Lines of data
• • • • •

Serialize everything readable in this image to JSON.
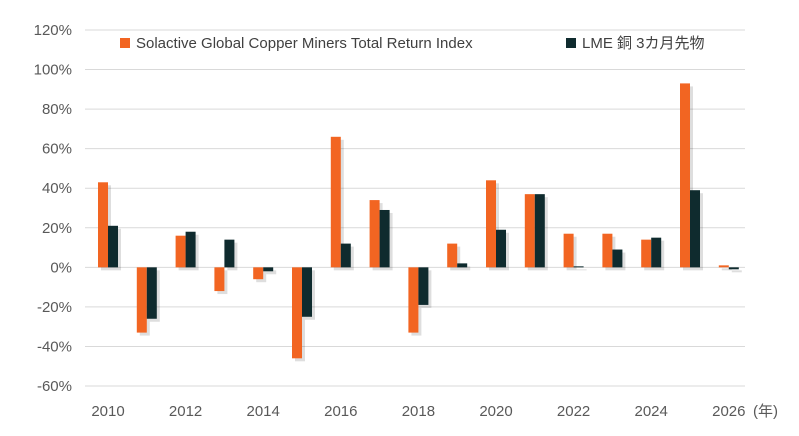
{
  "chart_data": {
    "type": "bar",
    "title": "",
    "xlabel": "",
    "ylabel": "",
    "x_unit": "(年)",
    "ylim": [
      -60,
      120
    ],
    "yticks": [
      -60,
      -40,
      -20,
      0,
      20,
      40,
      60,
      80,
      100,
      120
    ],
    "ytick_labels": [
      "-60%",
      "-40%",
      "-20%",
      "0%",
      "20%",
      "40%",
      "60%",
      "80%",
      "100%",
      "120%"
    ],
    "xtick_labels": [
      "2010",
      "2012",
      "2014",
      "2016",
      "2018",
      "2020",
      "2022",
      "2024",
      "2026"
    ],
    "categories": [
      2010,
      2011,
      2012,
      2013,
      2014,
      2015,
      2016,
      2017,
      2018,
      2019,
      2020,
      2021,
      2022,
      2023,
      2024,
      2025,
      2026
    ],
    "grid": "horizontal",
    "legend_position": "top",
    "series": [
      {
        "name": "Solactive Global Copper Miners Total Return Index",
        "color": "#F26522",
        "values": [
          43,
          -33,
          16,
          -12,
          -6,
          -46,
          66,
          34,
          -33,
          12,
          44,
          37,
          17,
          17,
          14,
          93,
          1
        ]
      },
      {
        "name": "LME 銅 3カ月先物",
        "color": "#0F2B2E",
        "values": [
          21,
          -26,
          18,
          14,
          -2,
          -25,
          12,
          29,
          -19,
          2,
          19,
          37,
          0.5,
          9,
          15,
          39,
          -1
        ]
      }
    ]
  }
}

• • • • •

• [PROBLEM DESCRIPTION]: Count the lines of the material that include the word "name", then report only the total.

• [EXERCISE RESPONSE]: 2